__DO THIS__.
Convert the lines below, starting with the line that contains "button[interactable]: Einfügen bbox=[69, 896, 99, 934]" and going on through the line that contains "For every button, label, text, icon, or", both included, into a JSON list of strings with one string per line. Omit blank lines.

__MATERIAL__.
.....

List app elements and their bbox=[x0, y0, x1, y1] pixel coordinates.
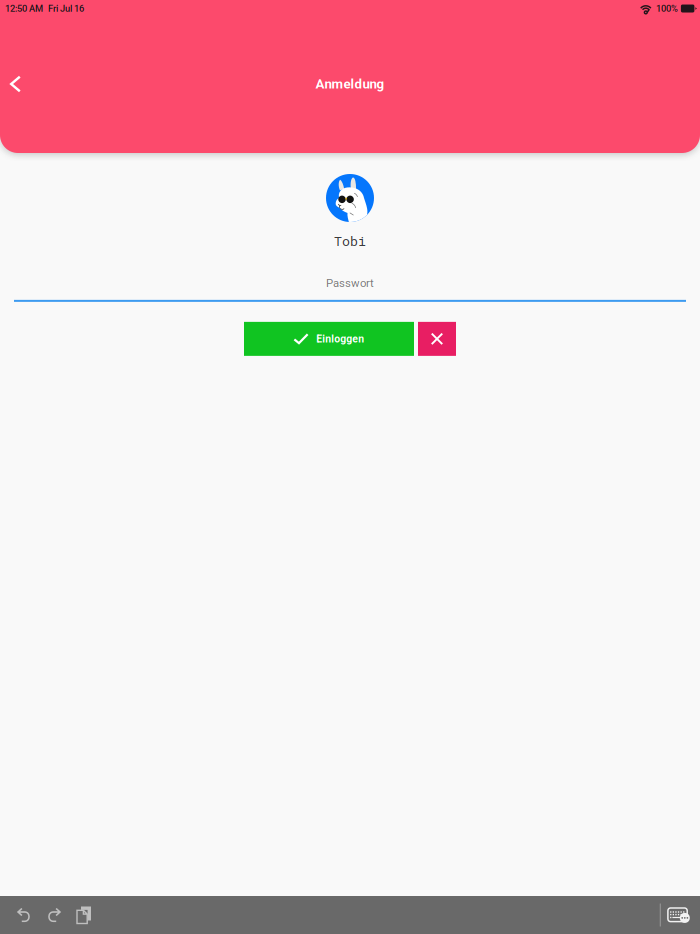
button[interactable]: Einfügen bbox=[69, 896, 99, 934]
staticText: 12:50 AM bbox=[5, 3, 43, 14]
button[interactable]: Zurück bbox=[0, 62, 31, 106]
button[interactable]: Einloggen bbox=[244, 322, 414, 356]
staticText: Tobi bbox=[334, 232, 366, 250]
button[interactable]: Wiederholen bbox=[39, 896, 69, 934]
button[interactable]: Rückgängig bbox=[9, 896, 39, 934]
staticText: Anmeldung bbox=[316, 76, 384, 92]
staticText: 100% bbox=[656, 3, 678, 14]
button[interactable]: Abbrechen bbox=[418, 322, 456, 356]
staticText: Passwort bbox=[326, 277, 374, 290]
staticText: Fri Jul 16 bbox=[48, 3, 84, 14]
button[interactable]: Tastatur bbox=[661, 896, 695, 934]
staticText: Einloggen bbox=[316, 333, 364, 345]
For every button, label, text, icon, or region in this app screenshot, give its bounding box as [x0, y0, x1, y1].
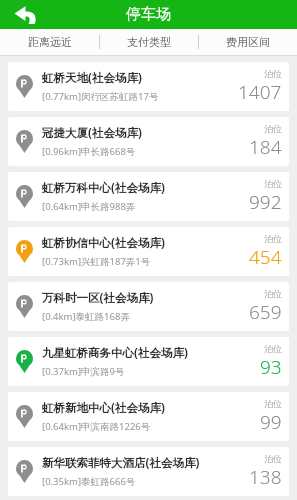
- staticText: 费用区间: [226, 35, 270, 49]
- button[interactable]: 九星虹桥商务中心(社会场库): [8, 337, 289, 386]
- staticText: [0.35km]泰虹路666号: [42, 475, 136, 488]
- staticText: [0.96km]申长路668号: [42, 145, 136, 158]
- button[interactable]: 万科时一区(社会场库): [8, 282, 289, 331]
- staticText: 99: [260, 409, 282, 435]
- staticText: 虹桥协信中心(社会场库): [42, 235, 165, 251]
- staticText: 泊位: [264, 288, 282, 299]
- staticText: 九星虹桥商务中心(社会场库): [42, 345, 188, 361]
- staticText: [0.64km]申滨南路1226号: [42, 420, 151, 433]
- staticText: 138: [249, 464, 282, 490]
- staticText: 泊位: [264, 233, 282, 244]
- button[interactable]: 虹桥协信中心(社会场库): [8, 227, 289, 276]
- button[interactable]: 虹桥万科中心(社会场库): [8, 172, 289, 221]
- button[interactable]: 新华联索菲特大酒店(社会场库): [8, 447, 289, 496]
- staticText: 1407: [238, 79, 282, 105]
- staticText: 泊位: [264, 453, 282, 464]
- button[interactable]: 虹桥新地中心(社会场库): [8, 392, 289, 441]
- staticText: 冠捷大厦(社会场库): [42, 125, 142, 141]
- staticText: 新华联索菲特大酒店(社会场库): [42, 455, 200, 471]
- staticText: 泊位: [264, 123, 282, 134]
- button[interactable]: 冠捷大厦(社会场库): [8, 117, 289, 166]
- staticText: 支付类型: [127, 35, 171, 49]
- staticText: [0.77km]闵行区苏虹路17号: [42, 90, 159, 103]
- staticText: [0.4km]泰虹路168弄: [42, 310, 130, 323]
- staticText: 659: [249, 299, 282, 325]
- staticText: 93: [260, 354, 282, 380]
- staticText: 泊位: [264, 178, 282, 189]
- staticText: 万科时一区(社会场库): [42, 290, 154, 306]
- staticText: [0.64km]申长路988弄: [42, 200, 136, 213]
- button[interactable]: 距离远近: [0, 29, 99, 55]
- button[interactable]: 支付类型: [100, 29, 198, 55]
- button[interactable]: 虹桥天地(社会场库): [8, 62, 289, 111]
- staticText: 虹桥万科中心(社会场库): [42, 180, 165, 196]
- staticText: 泊位: [264, 68, 282, 79]
- staticText: 泊位: [264, 343, 282, 354]
- staticText: 虹桥新地中心(社会场库): [42, 400, 165, 416]
- staticText: [0.73km]兴虹路187弄1号: [42, 255, 151, 268]
- staticText: 184: [249, 134, 282, 160]
- staticText: 距离远近: [28, 35, 72, 49]
- staticText: 停车场: [126, 5, 171, 24]
- staticText: [0.37km]申滨路9号: [42, 365, 125, 378]
- staticText: 992: [249, 189, 282, 215]
- button[interactable]: Back: [0, 0, 54, 29]
- staticText: 虹桥天地(社会场库): [42, 70, 142, 86]
- button[interactable]: 费用区间: [199, 29, 297, 55]
- staticText: 泊位: [264, 398, 282, 409]
- staticText: 454: [249, 244, 282, 270]
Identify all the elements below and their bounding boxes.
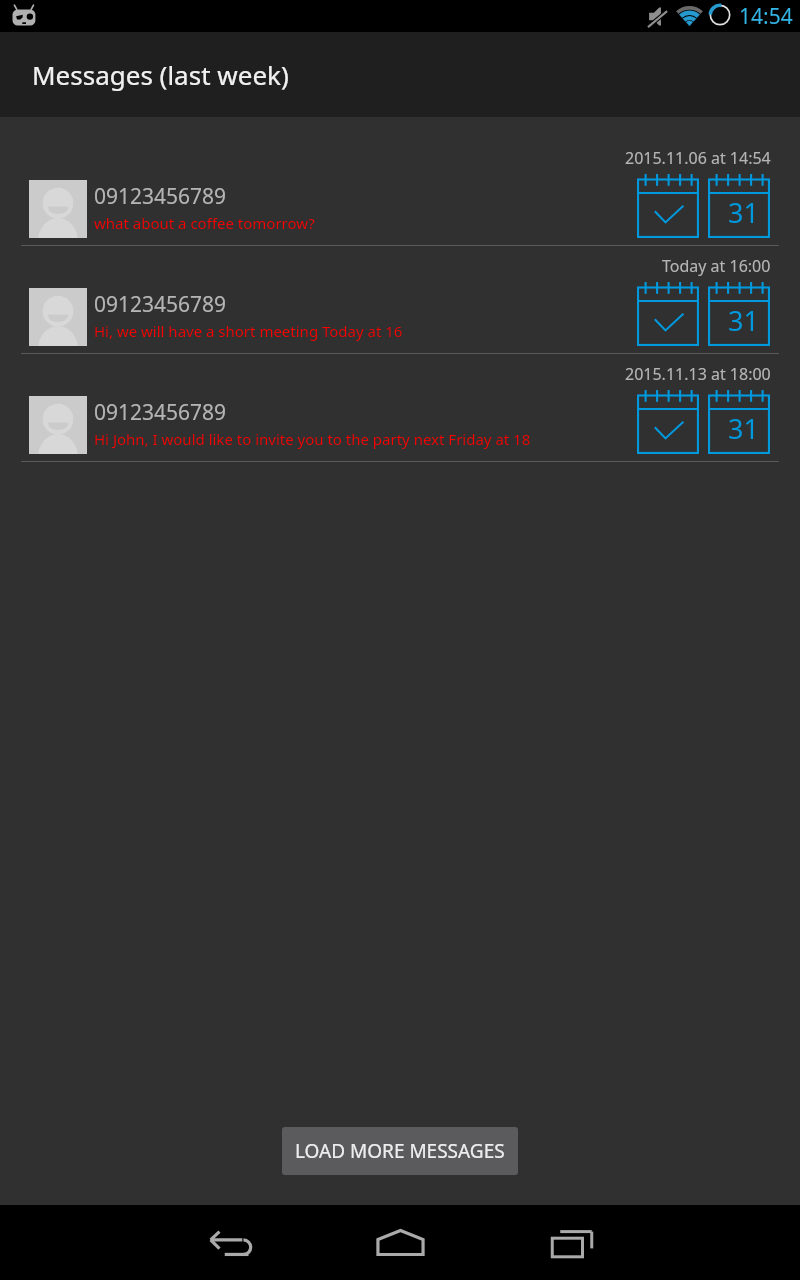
staticText: LOAD MORE MESSAGES	[295, 1138, 505, 1164]
button[interactable]: Add to calendar	[708, 282, 770, 346]
button[interactable]: Today at 16:00	[0, 246, 800, 354]
staticText: 14:54	[739, 2, 793, 31]
button[interactable]: 2015.11.13 at 18:00	[0, 354, 800, 462]
staticText: 31	[728, 410, 759, 447]
button[interactable]: LOAD MORE MESSAGES	[282, 1127, 518, 1175]
button[interactable]: Mark done	[637, 390, 699, 454]
staticText: 09123456789	[94, 290, 227, 319]
staticText: Today at 16:00	[662, 255, 771, 277]
staticText: 31	[728, 194, 759, 231]
staticText: what about a coffee tomorrow?	[94, 213, 315, 233]
button[interactable]: Recent apps	[527, 1205, 617, 1280]
button[interactable]: Back	[185, 1205, 275, 1280]
button[interactable]: Add to calendar	[708, 390, 770, 454]
button[interactable]: Home	[355, 1205, 445, 1280]
staticText: 09123456789	[94, 182, 227, 211]
button[interactable]: Mark done	[637, 174, 699, 238]
staticText: 31	[728, 302, 759, 339]
staticText: Hi, we will have a short meeting Today a…	[94, 321, 403, 341]
button[interactable]: Add to calendar	[708, 174, 770, 238]
staticText: 2015.11.06 at 14:54	[625, 147, 771, 169]
staticText: Hi John, I would like to invite you to t…	[94, 429, 531, 449]
staticText: 2015.11.13 at 18:00	[625, 363, 771, 385]
staticText: Messages (last week)	[32, 57, 289, 92]
button[interactable]: 2015.11.06 at 14:54	[0, 138, 800, 246]
button[interactable]: Mark done	[637, 282, 699, 346]
staticText: 09123456789	[94, 398, 227, 427]
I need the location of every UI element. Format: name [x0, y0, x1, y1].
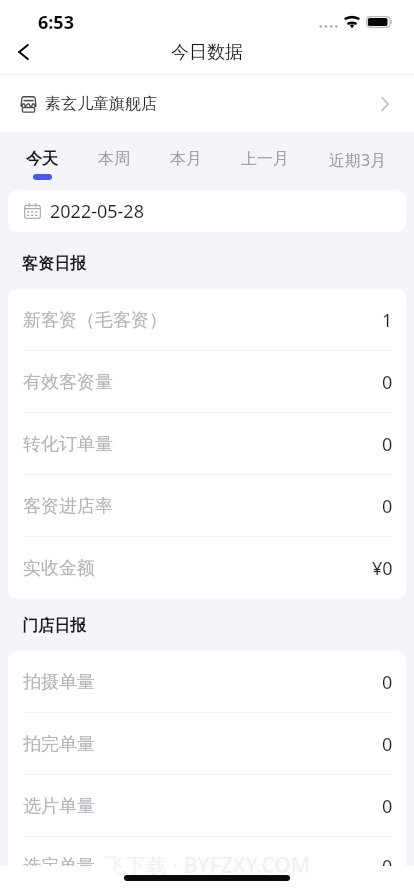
staticText: 客资进店率	[23, 495, 113, 518]
button[interactable]: 上一月	[241, 132, 289, 180]
button[interactable]: 拍完单量	[8, 713, 406, 775]
staticText: 选定单量	[23, 855, 95, 878]
staticText: 0	[382, 854, 393, 879]
button[interactable]: 选定单量	[8, 837, 406, 896]
staticText: 拍完单量	[23, 733, 95, 756]
button[interactable]: 本周	[98, 132, 130, 180]
staticText: 上一月	[241, 149, 289, 169]
staticText: 0	[382, 670, 393, 695]
button[interactable]: 拍摄单量	[8, 651, 406, 713]
staticText: 0	[382, 794, 393, 819]
button[interactable]: 选片单量	[8, 775, 406, 837]
staticText: 1	[382, 308, 393, 333]
button[interactable]: 新客资（毛客资）	[8, 289, 406, 351]
staticText: 本周	[98, 149, 130, 169]
staticText: 转化订单量	[23, 433, 113, 456]
staticText: 今日数据	[171, 41, 243, 64]
staticText: 门店日报	[22, 616, 86, 636]
button[interactable]: Open store	[374, 93, 396, 115]
staticText: 实收金额	[23, 557, 95, 580]
button[interactable]: 素玄儿童旗舰店	[0, 75, 414, 132]
staticText: 0	[382, 732, 393, 757]
button[interactable]: 客资进店率	[8, 475, 406, 537]
staticText: 6:53	[38, 10, 74, 35]
staticText: 近期3月	[329, 149, 387, 171]
button[interactable]: 转化订单量	[8, 413, 406, 475]
button[interactable]: Back	[0, 39, 46, 65]
staticText: 0	[382, 432, 393, 457]
staticText: 选片单量	[23, 795, 95, 818]
button[interactable]: 实收金额	[8, 537, 406, 599]
staticText: 0	[382, 494, 393, 519]
staticText: 今天	[26, 149, 58, 169]
staticText: 拍摄单量	[23, 671, 95, 694]
staticText: 新客资（毛客资）	[23, 309, 167, 332]
button[interactable]: 近期3月	[329, 132, 387, 182]
staticText: 2022-05-28	[50, 199, 144, 224]
staticText: ¥0	[372, 556, 393, 581]
staticText: 素玄儿童旗舰店	[45, 94, 157, 114]
staticText: 飞下载 · BYFZXY.COM	[104, 851, 310, 880]
staticText: 有效客资量	[23, 371, 113, 394]
staticText: 客资日报	[22, 254, 86, 274]
staticText: 本月	[170, 149, 202, 169]
button[interactable]: 今天	[26, 132, 58, 180]
button[interactable]: 有效客资量	[8, 351, 406, 413]
button[interactable]: 2022-05-28	[8, 190, 406, 232]
staticText: 0	[382, 370, 393, 395]
button[interactable]: 本月	[170, 132, 202, 180]
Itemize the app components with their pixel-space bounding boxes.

.....

__RESULT BELOW__.
[
  "button[interactable]: Einfügen bbox=[69, 896, 99, 934]",
  "staticText: 12:50 AM bbox=[5, 3, 43, 14]",
  "button[interactable]: Zurück bbox=[0, 62, 31, 106]",
  "button[interactable]: Einloggen bbox=[244, 322, 414, 356]",
  "staticText: Tobi bbox=[334, 232, 366, 250]",
  "button[interactable]: Wiederholen bbox=[39, 896, 69, 934]",
  "button[interactable]: Rückgängig bbox=[9, 896, 39, 934]",
  "staticText: Anmeldung bbox=[316, 76, 384, 92]",
  "staticText: 100% bbox=[656, 3, 678, 14]",
  "button[interactable]: Abbrechen bbox=[418, 322, 456, 356]",
  "staticText: Passwort bbox=[326, 277, 374, 290]",
  "staticText: Fri Jul 16 bbox=[48, 3, 84, 14]",
  "button[interactable]: Tastatur bbox=[661, 896, 695, 934]",
  "staticText: Einloggen bbox=[316, 333, 364, 345]",
  "For every button, label, text, icon, or region in this app screenshot, give its bounding box as [x0, y0, x1, y1]."
]